Items from a dataset
--- begin ---

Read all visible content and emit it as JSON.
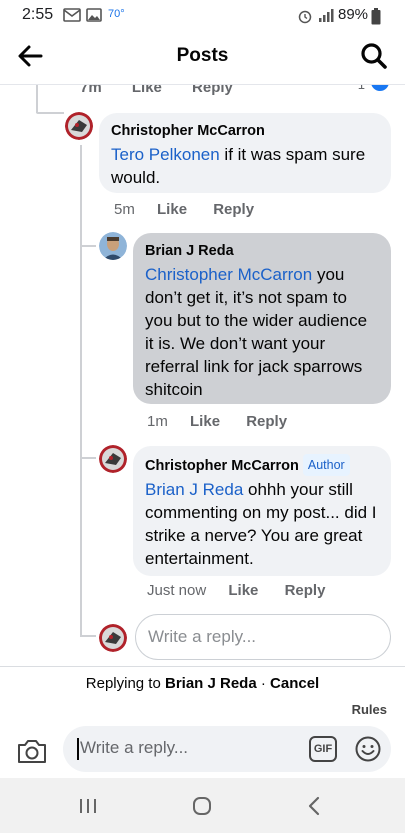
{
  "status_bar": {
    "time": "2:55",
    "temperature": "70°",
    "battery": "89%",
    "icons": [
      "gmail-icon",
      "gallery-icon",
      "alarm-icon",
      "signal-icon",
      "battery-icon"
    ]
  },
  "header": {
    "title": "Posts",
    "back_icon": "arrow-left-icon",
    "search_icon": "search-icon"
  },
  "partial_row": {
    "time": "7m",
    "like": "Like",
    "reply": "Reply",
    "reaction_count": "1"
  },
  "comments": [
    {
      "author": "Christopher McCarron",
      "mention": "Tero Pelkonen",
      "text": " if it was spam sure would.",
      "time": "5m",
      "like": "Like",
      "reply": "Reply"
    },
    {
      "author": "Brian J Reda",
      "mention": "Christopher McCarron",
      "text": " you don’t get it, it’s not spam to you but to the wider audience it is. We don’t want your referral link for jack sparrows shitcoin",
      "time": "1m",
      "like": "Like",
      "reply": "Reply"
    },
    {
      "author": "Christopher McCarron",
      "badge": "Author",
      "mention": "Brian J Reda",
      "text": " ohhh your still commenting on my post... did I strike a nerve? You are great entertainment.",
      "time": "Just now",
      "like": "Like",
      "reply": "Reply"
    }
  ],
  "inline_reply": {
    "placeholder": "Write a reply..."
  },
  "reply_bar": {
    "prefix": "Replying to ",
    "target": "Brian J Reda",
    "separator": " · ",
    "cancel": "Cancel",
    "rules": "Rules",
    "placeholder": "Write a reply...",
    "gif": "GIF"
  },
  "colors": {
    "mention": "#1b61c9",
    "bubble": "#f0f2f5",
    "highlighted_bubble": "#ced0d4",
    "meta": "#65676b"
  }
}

--- end ---

Take the records above and transcribe them exactly, dropping every picture.

Read all visible content and emit it as JSON.
{
  "status_bar": {
    "time": "2:55",
    "temperature": "70°",
    "battery": "89%",
    "icons": [
      "gmail-icon",
      "gallery-icon",
      "alarm-icon",
      "signal-icon",
      "battery-icon"
    ]
  },
  "header": {
    "title": "Posts",
    "back_icon": "arrow-left-icon",
    "search_icon": "search-icon"
  },
  "partial_row": {
    "time": "7m",
    "like": "Like",
    "reply": "Reply",
    "reaction_count": "1"
  },
  "comments": [
    {
      "author": "Christopher McCarron",
      "mention": "Tero Pelkonen",
      "text": " if it was spam sure would.",
      "time": "5m",
      "like": "Like",
      "reply": "Reply"
    },
    {
      "author": "Brian J Reda",
      "mention": "Christopher McCarron",
      "text": " you don’t get it, it’s not spam to you but to the wider audience it is. We don’t want your referral link for jack sparrows shitcoin",
      "time": "1m",
      "like": "Like",
      "reply": "Reply"
    },
    {
      "author": "Christopher McCarron",
      "badge": "Author",
      "mention": "Brian J Reda",
      "text": " ohhh your still commenting on my post... did I strike a nerve? You are great entertainment.",
      "time": "Just now",
      "like": "Like",
      "reply": "Reply"
    }
  ],
  "inline_reply": {
    "placeholder": "Write a reply..."
  },
  "reply_bar": {
    "prefix": "Replying to ",
    "target": "Brian J Reda",
    "separator": " · ",
    "cancel": "Cancel",
    "rules": "Rules",
    "placeholder": "Write a reply...",
    "gif": "GIF"
  },
  "colors": {
    "mention": "#1b61c9",
    "bubble": "#f0f2f5",
    "highlighted_bubble": "#ced0d4",
    "meta": "#65676b"
  }
}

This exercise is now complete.